■ Source material ■
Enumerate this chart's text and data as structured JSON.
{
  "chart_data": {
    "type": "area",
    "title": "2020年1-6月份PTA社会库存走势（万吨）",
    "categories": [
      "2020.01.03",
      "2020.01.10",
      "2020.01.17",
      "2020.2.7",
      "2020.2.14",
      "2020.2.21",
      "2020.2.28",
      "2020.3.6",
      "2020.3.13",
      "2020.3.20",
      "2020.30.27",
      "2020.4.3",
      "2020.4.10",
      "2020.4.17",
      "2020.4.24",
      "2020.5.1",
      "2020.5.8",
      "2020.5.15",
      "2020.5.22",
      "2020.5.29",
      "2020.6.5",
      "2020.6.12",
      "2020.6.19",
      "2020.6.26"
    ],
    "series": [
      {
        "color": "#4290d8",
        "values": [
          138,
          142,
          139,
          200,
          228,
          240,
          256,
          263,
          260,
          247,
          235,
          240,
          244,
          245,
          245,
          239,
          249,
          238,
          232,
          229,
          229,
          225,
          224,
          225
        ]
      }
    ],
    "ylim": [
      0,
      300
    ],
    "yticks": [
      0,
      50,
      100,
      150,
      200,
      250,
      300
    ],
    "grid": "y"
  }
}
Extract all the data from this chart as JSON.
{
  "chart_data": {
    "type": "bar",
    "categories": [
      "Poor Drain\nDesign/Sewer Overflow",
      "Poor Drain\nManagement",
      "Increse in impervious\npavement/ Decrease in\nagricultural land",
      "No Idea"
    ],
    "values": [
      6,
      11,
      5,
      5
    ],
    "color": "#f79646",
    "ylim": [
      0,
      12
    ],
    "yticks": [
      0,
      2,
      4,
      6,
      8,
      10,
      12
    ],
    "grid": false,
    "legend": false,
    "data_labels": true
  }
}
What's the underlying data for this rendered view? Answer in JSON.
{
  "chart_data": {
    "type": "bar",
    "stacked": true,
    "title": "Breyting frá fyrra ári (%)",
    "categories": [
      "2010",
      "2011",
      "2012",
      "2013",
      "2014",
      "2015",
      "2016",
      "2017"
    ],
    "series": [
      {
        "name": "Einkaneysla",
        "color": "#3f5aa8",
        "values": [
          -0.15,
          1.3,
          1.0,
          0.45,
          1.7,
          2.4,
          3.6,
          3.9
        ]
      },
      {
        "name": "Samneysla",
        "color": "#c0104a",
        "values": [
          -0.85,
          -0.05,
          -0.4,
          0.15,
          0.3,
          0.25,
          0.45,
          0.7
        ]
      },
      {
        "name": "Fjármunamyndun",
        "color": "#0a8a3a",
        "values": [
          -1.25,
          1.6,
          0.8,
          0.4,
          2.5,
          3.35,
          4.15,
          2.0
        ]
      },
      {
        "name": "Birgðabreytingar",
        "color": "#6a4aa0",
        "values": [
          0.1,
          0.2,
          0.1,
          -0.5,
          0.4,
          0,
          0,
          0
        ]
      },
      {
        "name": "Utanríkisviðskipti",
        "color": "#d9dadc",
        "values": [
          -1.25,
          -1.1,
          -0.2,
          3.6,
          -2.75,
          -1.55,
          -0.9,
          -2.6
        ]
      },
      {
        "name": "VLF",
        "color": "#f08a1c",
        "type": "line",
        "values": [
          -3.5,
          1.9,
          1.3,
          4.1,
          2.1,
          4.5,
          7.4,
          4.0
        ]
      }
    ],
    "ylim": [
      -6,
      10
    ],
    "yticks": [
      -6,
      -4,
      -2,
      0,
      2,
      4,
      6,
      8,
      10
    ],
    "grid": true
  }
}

■ Directive ■
Write an exact transcription of every entry above.

■ Final result ■
Enumerate this chart's text and data as structured JSON.
{
  "chart_data": {
    "type": "area",
    "title": "2020年1-6月份PTA社会库存走势（万吨）",
    "categories": [
      "2020.01.03",
      "2020.01.10",
      "2020.01.17",
      "2020.2.7",
      "2020.2.14",
      "2020.2.21",
      "2020.2.28",
      "2020.3.6",
      "2020.3.13",
      "2020.3.20",
      "2020.30.27",
      "2020.4.3",
      "2020.4.10",
      "2020.4.17",
      "2020.4.24",
      "2020.5.1",
      "2020.5.8",
      "2020.5.15",
      "2020.5.22",
      "2020.5.29",
      "2020.6.5",
      "2020.6.12",
      "2020.6.19",
      "2020.6.26"
    ],
    "series": [
      {
        "color": "#4290d8",
        "values": [
          138,
          142,
          139,
          200,
          228,
          240,
          256,
          263,
          260,
          247,
          235,
          240,
          244,
          245,
          245,
          239,
          249,
          238,
          232,
          229,
          229,
          225,
          224,
          225
        ]
      }
    ],
    "ylim": [
      0,
      300
    ],
    "yticks": [
      0,
      50,
      100,
      150,
      200,
      250,
      300
    ],
    "grid": "y"
  }
}
Extract all the data from this chart as JSON.
{
  "chart_data": {
    "type": "bar",
    "categories": [
      "Poor Drain\nDesign/Sewer Overflow",
      "Poor Drain\nManagement",
      "Increse in impervious\npavement/ Decrease in\nagricultural land",
      "No Idea"
    ],
    "values": [
      6,
      11,
      5,
      5
    ],
    "color": "#f79646",
    "ylim": [
      0,
      12
    ],
    "yticks": [
      0,
      2,
      4,
      6,
      8,
      10,
      12
    ],
    "grid": false,
    "legend": false,
    "data_labels": true
  }
}
What's the underlying data for this rendered view? Answer in JSON.
{
  "chart_data": {
    "type": "bar",
    "stacked": true,
    "title": "Breyting frá fyrra ári (%)",
    "categories": [
      "2010",
      "2011",
      "2012",
      "2013",
      "2014",
      "2015",
      "2016",
      "2017"
    ],
    "series": [
      {
        "name": "Einkaneysla",
        "color": "#3f5aa8",
        "values": [
          -0.15,
          1.3,
          1.0,
          0.45,
          1.7,
          2.4,
          3.6,
          3.9
        ]
      },
      {
        "name": "Samneysla",
        "color": "#c0104a",
        "values": [
          -0.85,
          -0.05,
          -0.4,
          0.15,
          0.3,
          0.25,
          0.45,
          0.7
        ]
      },
      {
        "name": "Fjármunamyndun",
        "color": "#0a8a3a",
        "values": [
          -1.25,
          1.6,
          0.8,
          0.4,
          2.5,
          3.35,
          4.15,
          2.0
        ]
      },
      {
        "name": "Birgðabreytingar",
        "color": "#6a4aa0",
        "values": [
          0.1,
          0.2,
          0.1,
          -0.5,
          0.4,
          0,
          0,
          0
        ]
      },
      {
        "name": "Utanríkisviðskipti",
        "color": "#d9dadc",
        "values": [
          -1.25,
          -1.1,
          -0.2,
          3.6,
          -2.75,
          -1.55,
          -0.9,
          -2.6
        ]
      },
      {
        "name": "VLF",
        "color": "#f08a1c",
        "type": "line",
        "values": [
          -3.5,
          1.9,
          1.3,
          4.1,
          2.1,
          4.5,
          7.4,
          4.0
        ]
      }
    ],
    "ylim": [
      -6,
      10
    ],
    "yticks": [
      -6,
      -4,
      -2,
      0,
      2,
      4,
      6,
      8,
      10
    ],
    "grid": true
  }
}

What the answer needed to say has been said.